• [Dataset excerpts]:

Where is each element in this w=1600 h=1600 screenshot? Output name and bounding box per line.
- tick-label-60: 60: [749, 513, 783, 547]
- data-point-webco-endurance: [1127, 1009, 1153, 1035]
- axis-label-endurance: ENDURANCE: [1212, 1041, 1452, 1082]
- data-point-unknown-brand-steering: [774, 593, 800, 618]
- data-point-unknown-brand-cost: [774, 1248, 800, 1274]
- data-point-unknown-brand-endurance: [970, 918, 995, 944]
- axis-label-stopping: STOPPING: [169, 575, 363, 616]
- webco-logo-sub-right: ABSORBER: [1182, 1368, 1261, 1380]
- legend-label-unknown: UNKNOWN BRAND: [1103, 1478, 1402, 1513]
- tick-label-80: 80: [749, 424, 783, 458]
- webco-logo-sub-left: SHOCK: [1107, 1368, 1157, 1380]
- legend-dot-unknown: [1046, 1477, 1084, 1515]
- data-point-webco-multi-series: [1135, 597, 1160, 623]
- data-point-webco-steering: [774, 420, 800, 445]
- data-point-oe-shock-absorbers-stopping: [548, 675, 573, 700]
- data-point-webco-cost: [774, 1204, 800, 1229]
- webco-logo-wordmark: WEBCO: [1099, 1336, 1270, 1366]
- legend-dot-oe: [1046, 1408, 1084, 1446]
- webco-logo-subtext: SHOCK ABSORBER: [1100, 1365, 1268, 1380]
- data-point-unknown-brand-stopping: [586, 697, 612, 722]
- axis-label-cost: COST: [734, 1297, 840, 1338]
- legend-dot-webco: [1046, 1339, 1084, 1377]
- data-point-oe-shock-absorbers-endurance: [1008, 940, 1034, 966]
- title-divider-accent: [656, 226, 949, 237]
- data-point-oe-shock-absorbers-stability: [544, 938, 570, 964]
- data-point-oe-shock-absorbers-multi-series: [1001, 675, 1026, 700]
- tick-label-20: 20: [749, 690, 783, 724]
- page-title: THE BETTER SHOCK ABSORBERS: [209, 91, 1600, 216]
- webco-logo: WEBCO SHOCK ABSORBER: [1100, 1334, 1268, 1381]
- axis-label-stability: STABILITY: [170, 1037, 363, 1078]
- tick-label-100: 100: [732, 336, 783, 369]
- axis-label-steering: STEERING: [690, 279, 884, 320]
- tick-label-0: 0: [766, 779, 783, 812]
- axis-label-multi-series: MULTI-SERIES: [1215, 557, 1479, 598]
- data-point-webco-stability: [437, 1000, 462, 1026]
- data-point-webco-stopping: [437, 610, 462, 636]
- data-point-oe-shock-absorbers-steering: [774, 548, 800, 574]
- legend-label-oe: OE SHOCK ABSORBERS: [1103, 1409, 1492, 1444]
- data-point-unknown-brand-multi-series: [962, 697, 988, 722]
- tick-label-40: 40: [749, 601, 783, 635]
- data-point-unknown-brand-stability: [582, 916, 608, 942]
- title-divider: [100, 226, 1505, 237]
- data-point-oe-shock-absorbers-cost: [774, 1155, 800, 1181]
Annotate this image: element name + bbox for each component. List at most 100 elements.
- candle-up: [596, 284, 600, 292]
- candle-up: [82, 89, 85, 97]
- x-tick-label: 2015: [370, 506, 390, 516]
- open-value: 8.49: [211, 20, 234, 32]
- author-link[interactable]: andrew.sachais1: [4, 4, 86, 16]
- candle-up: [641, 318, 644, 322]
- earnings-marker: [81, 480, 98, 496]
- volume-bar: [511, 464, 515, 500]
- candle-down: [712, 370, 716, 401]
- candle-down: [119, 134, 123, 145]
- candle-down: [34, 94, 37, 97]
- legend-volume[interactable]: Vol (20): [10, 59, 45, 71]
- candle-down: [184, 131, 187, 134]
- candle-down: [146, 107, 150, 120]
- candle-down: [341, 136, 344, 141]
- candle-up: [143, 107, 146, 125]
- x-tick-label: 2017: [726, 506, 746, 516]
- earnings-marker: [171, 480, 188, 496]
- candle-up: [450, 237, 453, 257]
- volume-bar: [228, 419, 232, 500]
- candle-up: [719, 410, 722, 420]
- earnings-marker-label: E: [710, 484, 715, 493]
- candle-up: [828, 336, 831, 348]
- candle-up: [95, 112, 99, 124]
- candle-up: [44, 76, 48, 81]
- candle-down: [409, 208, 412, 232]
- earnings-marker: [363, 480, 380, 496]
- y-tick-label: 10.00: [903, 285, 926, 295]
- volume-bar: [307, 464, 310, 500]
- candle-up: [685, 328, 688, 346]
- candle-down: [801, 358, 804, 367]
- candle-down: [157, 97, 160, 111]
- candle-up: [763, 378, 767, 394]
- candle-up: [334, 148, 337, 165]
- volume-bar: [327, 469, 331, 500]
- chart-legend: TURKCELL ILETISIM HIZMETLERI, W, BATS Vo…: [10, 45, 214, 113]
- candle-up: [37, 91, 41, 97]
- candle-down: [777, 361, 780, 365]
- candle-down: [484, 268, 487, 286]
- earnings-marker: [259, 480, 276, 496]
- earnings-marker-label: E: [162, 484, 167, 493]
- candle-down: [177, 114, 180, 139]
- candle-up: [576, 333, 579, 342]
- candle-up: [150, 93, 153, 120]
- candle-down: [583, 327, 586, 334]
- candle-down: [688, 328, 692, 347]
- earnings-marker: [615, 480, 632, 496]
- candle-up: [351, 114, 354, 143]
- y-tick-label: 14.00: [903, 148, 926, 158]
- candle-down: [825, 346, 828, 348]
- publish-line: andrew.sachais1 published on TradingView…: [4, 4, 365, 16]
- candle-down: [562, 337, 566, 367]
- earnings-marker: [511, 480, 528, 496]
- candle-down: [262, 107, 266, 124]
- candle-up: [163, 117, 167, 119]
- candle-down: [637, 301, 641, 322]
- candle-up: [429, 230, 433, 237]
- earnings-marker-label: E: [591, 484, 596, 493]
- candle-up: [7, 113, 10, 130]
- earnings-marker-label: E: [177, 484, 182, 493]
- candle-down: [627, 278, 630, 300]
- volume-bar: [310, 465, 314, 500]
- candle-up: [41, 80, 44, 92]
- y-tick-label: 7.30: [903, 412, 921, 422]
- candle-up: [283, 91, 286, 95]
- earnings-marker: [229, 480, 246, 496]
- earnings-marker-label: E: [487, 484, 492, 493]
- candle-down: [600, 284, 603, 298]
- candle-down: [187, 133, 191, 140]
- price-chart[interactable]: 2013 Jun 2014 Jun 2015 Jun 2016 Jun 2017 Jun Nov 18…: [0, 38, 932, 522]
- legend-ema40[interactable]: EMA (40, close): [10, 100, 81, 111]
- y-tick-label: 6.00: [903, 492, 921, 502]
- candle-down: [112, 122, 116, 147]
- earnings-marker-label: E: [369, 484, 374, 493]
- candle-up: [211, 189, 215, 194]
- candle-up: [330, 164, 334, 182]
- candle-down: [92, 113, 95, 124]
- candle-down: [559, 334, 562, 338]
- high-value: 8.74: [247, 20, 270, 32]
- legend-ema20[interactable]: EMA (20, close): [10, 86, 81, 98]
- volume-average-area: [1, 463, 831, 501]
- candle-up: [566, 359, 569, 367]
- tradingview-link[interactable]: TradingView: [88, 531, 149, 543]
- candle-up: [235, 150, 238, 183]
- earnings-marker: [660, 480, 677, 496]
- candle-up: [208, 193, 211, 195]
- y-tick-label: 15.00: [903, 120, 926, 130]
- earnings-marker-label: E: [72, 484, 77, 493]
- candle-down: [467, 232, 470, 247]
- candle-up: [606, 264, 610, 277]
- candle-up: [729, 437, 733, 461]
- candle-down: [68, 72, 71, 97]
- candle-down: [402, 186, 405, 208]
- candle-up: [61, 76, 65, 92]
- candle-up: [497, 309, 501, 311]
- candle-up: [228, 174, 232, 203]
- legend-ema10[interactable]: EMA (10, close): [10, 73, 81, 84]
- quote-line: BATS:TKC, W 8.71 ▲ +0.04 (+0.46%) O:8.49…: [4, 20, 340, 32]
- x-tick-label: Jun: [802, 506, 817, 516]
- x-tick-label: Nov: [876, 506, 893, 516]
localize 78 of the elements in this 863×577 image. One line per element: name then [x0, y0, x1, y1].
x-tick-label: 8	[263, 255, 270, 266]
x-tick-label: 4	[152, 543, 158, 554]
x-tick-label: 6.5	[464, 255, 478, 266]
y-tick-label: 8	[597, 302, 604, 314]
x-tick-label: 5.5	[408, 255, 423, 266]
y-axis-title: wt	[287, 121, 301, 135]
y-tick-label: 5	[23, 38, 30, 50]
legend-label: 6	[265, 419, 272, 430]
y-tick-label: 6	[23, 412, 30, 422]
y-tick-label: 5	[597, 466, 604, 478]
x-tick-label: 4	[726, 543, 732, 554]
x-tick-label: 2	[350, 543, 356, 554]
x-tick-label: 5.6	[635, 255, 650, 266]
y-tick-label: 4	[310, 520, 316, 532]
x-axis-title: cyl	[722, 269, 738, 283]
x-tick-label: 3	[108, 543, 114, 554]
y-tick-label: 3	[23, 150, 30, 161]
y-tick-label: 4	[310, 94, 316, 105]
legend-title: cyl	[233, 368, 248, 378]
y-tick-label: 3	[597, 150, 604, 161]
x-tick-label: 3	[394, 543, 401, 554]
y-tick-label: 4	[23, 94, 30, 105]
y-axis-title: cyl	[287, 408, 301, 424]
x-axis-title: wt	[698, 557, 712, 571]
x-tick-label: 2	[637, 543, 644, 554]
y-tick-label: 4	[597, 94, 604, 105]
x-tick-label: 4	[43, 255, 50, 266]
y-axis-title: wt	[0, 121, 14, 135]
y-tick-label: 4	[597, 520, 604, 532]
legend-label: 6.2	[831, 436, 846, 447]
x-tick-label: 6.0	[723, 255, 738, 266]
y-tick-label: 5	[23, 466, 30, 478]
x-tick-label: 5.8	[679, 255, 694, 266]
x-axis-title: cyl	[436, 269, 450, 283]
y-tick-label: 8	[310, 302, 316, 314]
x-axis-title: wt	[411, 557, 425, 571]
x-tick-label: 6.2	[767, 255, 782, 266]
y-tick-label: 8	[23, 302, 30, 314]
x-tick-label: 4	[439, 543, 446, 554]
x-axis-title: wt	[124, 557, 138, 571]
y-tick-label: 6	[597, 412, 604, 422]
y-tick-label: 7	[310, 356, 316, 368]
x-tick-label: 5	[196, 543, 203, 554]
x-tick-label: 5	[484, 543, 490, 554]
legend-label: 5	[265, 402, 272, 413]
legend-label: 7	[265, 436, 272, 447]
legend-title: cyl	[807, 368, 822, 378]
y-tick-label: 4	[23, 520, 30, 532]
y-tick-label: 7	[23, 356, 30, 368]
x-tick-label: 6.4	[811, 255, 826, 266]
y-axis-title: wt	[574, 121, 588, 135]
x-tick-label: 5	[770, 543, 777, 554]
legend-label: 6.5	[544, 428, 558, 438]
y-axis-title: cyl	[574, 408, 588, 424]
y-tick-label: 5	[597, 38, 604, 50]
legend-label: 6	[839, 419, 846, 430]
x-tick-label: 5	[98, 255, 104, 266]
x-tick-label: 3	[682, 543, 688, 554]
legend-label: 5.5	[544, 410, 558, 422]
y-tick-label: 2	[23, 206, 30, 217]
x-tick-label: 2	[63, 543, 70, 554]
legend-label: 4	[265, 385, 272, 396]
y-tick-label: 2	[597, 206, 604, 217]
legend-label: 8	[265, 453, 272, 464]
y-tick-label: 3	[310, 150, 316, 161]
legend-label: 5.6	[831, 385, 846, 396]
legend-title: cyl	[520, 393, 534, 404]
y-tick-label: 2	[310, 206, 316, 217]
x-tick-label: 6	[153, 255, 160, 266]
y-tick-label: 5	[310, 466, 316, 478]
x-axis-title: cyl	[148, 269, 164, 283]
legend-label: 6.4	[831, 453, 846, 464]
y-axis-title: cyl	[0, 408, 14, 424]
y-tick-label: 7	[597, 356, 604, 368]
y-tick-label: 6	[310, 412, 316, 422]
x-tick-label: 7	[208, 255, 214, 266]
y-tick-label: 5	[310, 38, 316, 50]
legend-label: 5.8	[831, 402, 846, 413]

• [What you have to do]: Copy the data exactly, from its first line through the line containing "- data-point-webco-stopping: [437, 610, 462, 636]", including both ends.

• [Result of this exercise]:
Where is each element in this w=1600 h=1600 screenshot? Output name and bounding box per line.
- tick-label-60: 60: [749, 513, 783, 547]
- data-point-webco-endurance: [1127, 1009, 1153, 1035]
- axis-label-endurance: ENDURANCE: [1212, 1041, 1452, 1082]
- data-point-unknown-brand-steering: [774, 593, 800, 618]
- data-point-unknown-brand-cost: [774, 1248, 800, 1274]
- data-point-unknown-brand-endurance: [970, 918, 995, 944]
- axis-label-stopping: STOPPING: [169, 575, 363, 616]
- webco-logo-sub-right: ABSORBER: [1182, 1368, 1261, 1380]
- legend-label-unknown: UNKNOWN BRAND: [1103, 1478, 1402, 1513]
- tick-label-80: 80: [749, 424, 783, 458]
- webco-logo-sub-left: SHOCK: [1107, 1368, 1157, 1380]
- legend-dot-unknown: [1046, 1477, 1084, 1515]
- data-point-webco-multi-series: [1135, 597, 1160, 623]
- data-point-webco-steering: [774, 420, 800, 445]
- data-point-oe-shock-absorbers-stopping: [548, 675, 573, 700]
- data-point-webco-cost: [774, 1204, 800, 1229]
- webco-logo-wordmark: WEBCO: [1099, 1336, 1270, 1366]
- legend-dot-oe: [1046, 1408, 1084, 1446]
- webco-logo-subtext: SHOCK ABSORBER: [1100, 1365, 1268, 1380]
- data-point-unknown-brand-stopping: [586, 697, 612, 722]
- axis-label-cost: COST: [734, 1297, 840, 1338]
- legend-dot-webco: [1046, 1339, 1084, 1377]
- data-point-oe-shock-absorbers-endurance: [1008, 940, 1034, 966]
- title-divider-accent: [656, 226, 949, 237]
- data-point-oe-shock-absorbers-stability: [544, 938, 570, 964]
- data-point-oe-shock-absorbers-multi-series: [1001, 675, 1026, 700]
- tick-label-20: 20: [749, 690, 783, 724]
- page-title: THE BETTER SHOCK ABSORBERS: [209, 91, 1600, 216]
- webco-logo: WEBCO SHOCK ABSORBER: [1100, 1334, 1268, 1381]
- axis-label-stability: STABILITY: [170, 1037, 363, 1078]
- tick-label-100: 100: [732, 336, 783, 369]
- axis-label-steering: STEERING: [690, 279, 884, 320]
- tick-label-0: 0: [766, 779, 783, 812]
- axis-label-multi-series: MULTI-SERIES: [1215, 557, 1479, 598]
- data-point-webco-stability: [437, 1000, 462, 1026]
- data-point-webco-stopping: [437, 610, 462, 636]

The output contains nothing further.